- [TASK BRIEF]: Say how many lines contain "odds", using only the number.

- [DATA LISTING]:
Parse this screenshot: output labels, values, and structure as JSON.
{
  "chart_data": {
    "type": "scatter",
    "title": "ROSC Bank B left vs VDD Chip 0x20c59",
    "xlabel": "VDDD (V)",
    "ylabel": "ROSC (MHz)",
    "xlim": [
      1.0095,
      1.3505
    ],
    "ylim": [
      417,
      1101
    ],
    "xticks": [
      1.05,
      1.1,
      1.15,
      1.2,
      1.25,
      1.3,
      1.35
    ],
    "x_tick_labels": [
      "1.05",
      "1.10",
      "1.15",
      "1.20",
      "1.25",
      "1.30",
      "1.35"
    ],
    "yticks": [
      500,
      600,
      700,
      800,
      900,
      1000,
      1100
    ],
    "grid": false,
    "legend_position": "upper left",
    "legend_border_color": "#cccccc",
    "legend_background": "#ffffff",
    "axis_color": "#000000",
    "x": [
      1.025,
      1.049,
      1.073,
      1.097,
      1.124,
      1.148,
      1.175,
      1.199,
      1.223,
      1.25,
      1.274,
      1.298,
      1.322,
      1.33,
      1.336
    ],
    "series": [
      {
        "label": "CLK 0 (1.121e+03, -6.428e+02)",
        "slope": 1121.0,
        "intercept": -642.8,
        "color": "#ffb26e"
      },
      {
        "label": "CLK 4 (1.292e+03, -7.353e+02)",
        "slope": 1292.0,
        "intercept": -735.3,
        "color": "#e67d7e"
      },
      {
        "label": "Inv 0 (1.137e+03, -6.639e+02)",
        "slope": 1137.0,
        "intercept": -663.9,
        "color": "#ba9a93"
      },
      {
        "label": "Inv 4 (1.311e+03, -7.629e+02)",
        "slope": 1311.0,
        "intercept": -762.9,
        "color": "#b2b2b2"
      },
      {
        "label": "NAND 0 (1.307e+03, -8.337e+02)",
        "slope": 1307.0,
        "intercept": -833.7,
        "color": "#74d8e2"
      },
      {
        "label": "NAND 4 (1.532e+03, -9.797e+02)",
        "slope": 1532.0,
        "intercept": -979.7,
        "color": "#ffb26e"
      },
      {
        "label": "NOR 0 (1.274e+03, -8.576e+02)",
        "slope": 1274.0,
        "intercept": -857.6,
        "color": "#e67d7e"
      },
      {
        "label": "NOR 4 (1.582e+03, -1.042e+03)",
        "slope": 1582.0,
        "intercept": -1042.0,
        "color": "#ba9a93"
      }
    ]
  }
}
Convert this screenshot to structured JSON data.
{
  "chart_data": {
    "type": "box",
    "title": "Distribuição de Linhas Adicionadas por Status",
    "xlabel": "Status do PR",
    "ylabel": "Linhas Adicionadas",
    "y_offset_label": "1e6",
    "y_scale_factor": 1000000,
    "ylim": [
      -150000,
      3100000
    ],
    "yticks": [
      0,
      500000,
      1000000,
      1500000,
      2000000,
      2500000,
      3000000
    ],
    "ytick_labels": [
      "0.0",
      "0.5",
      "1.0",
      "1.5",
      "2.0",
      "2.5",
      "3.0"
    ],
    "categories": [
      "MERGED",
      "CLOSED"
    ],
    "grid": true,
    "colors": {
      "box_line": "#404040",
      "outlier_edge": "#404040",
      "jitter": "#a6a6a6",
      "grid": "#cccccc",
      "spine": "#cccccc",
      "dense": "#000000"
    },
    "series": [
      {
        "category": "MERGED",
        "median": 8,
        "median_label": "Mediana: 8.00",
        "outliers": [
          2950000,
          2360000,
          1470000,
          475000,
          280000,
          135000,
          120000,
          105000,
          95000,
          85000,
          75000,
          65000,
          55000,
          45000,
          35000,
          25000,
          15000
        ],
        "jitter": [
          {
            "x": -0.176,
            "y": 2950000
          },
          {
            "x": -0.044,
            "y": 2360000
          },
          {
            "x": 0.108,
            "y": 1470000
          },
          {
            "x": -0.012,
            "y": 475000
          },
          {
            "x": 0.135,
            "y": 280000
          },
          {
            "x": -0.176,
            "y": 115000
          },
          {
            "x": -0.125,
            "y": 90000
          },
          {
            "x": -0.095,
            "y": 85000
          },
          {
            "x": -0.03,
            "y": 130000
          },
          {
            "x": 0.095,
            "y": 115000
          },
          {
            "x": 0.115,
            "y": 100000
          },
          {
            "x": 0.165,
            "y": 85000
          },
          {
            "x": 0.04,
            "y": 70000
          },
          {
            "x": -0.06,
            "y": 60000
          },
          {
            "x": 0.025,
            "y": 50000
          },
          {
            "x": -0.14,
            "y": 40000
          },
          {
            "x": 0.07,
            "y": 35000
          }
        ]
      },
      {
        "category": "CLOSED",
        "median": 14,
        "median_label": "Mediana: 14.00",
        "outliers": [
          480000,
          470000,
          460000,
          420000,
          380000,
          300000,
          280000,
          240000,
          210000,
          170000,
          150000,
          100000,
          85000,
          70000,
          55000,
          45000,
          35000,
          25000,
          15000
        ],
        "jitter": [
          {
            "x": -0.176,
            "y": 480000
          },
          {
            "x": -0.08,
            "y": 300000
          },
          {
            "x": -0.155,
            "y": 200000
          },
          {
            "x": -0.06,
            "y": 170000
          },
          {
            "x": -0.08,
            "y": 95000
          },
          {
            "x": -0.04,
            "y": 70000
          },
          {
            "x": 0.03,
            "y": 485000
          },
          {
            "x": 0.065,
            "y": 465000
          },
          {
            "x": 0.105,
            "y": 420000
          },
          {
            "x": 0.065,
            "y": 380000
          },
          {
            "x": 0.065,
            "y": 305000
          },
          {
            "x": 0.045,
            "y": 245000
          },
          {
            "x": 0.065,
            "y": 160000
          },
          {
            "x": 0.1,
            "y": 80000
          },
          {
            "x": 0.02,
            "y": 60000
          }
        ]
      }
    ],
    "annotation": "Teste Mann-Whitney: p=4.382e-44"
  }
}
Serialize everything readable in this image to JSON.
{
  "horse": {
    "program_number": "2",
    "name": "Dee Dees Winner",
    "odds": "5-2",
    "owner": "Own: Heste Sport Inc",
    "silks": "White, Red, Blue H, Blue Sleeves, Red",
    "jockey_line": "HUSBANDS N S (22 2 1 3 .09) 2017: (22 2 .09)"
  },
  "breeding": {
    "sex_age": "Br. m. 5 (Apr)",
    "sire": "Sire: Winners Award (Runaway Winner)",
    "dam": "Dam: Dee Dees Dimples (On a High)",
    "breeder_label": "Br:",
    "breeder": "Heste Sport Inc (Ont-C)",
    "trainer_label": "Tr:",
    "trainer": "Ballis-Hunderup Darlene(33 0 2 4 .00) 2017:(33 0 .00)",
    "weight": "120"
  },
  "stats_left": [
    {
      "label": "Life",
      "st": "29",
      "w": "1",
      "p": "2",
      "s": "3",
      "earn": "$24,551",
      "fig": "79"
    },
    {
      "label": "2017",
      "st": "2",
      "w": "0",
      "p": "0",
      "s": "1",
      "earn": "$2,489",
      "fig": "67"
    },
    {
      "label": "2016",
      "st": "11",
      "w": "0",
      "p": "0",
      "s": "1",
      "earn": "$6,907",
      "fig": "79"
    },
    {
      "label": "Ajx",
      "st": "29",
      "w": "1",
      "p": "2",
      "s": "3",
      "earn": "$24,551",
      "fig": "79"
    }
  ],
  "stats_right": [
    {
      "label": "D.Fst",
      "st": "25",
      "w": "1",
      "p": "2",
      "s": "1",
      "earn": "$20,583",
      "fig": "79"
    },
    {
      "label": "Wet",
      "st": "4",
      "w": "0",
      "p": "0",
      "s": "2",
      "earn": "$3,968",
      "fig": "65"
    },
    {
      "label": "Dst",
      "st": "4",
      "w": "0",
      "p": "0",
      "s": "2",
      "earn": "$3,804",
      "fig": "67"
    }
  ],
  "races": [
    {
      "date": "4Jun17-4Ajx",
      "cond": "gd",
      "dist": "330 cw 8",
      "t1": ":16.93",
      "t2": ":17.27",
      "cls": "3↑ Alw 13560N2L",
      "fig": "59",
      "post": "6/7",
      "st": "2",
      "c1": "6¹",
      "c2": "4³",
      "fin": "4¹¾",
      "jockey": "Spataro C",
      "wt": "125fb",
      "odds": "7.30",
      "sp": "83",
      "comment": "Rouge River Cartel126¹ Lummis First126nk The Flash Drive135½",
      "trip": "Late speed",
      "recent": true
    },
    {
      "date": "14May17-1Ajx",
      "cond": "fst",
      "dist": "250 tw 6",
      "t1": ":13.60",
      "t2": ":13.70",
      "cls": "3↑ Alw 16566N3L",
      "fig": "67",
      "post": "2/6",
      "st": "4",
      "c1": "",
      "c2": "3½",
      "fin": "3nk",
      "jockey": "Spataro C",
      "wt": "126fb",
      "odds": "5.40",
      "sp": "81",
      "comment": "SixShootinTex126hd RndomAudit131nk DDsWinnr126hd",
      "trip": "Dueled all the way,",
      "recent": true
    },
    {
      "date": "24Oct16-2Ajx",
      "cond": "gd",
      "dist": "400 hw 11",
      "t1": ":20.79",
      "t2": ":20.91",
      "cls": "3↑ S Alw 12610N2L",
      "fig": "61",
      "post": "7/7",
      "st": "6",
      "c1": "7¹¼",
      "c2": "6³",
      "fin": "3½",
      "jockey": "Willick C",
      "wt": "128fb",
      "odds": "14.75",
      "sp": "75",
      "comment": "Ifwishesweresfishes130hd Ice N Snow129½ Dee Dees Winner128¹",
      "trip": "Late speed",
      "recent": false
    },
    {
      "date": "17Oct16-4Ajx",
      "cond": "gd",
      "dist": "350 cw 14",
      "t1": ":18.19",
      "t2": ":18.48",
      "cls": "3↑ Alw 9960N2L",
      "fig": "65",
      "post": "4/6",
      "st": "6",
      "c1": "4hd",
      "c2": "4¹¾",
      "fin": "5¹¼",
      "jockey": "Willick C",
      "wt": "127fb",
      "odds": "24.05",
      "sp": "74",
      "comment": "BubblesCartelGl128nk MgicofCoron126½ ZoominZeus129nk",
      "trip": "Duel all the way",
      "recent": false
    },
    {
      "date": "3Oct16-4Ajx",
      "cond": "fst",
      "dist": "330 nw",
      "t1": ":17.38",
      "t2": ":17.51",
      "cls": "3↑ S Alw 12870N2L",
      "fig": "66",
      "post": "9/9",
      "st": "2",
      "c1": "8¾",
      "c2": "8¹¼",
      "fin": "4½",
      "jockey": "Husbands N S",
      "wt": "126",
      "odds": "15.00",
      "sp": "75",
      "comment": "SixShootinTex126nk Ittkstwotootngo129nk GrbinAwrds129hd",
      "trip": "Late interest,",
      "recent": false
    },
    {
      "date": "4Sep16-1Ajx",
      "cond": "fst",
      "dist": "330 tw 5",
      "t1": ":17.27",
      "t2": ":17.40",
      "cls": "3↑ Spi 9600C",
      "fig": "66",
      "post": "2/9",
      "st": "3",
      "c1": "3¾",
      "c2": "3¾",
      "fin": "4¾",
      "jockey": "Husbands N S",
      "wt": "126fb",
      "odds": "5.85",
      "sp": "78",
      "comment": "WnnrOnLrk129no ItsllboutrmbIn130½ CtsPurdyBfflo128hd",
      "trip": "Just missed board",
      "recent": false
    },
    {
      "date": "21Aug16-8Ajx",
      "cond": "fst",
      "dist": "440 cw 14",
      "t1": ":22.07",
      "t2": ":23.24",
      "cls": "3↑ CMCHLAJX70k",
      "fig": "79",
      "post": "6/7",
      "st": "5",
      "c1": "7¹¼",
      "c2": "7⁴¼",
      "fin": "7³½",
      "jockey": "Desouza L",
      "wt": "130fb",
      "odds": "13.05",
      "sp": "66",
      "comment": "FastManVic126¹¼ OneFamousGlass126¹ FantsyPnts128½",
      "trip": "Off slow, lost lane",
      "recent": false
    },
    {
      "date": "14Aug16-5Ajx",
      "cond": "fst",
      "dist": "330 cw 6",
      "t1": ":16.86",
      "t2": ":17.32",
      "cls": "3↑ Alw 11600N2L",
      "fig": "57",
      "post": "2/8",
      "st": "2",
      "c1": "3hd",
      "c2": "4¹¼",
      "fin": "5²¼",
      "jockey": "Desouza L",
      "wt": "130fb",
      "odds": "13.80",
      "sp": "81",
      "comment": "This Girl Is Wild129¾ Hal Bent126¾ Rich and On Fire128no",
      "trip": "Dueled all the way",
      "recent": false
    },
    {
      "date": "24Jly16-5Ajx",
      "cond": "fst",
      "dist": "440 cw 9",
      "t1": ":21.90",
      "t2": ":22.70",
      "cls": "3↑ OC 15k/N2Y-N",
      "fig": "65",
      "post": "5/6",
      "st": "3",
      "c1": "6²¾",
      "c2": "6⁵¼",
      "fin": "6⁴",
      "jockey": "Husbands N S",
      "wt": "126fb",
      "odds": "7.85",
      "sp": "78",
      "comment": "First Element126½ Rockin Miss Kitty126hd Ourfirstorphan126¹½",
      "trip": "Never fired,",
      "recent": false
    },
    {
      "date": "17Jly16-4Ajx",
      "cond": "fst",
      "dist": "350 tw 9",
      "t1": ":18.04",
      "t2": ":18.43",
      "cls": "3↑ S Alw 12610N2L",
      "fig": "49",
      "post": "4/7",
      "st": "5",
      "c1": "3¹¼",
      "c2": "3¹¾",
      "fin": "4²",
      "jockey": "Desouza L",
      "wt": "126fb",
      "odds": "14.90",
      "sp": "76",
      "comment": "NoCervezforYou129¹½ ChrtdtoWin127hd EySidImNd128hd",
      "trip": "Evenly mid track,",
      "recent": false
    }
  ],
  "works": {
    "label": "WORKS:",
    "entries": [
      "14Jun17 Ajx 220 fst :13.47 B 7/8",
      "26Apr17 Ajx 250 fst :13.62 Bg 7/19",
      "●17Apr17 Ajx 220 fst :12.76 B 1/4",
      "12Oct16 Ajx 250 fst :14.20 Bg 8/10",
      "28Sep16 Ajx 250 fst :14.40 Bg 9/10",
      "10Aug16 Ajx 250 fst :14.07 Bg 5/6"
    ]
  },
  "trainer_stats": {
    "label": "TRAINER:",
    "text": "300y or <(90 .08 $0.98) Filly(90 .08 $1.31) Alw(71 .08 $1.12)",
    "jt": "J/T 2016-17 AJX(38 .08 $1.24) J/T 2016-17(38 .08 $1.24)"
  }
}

- [TASK OUTPUT]: 11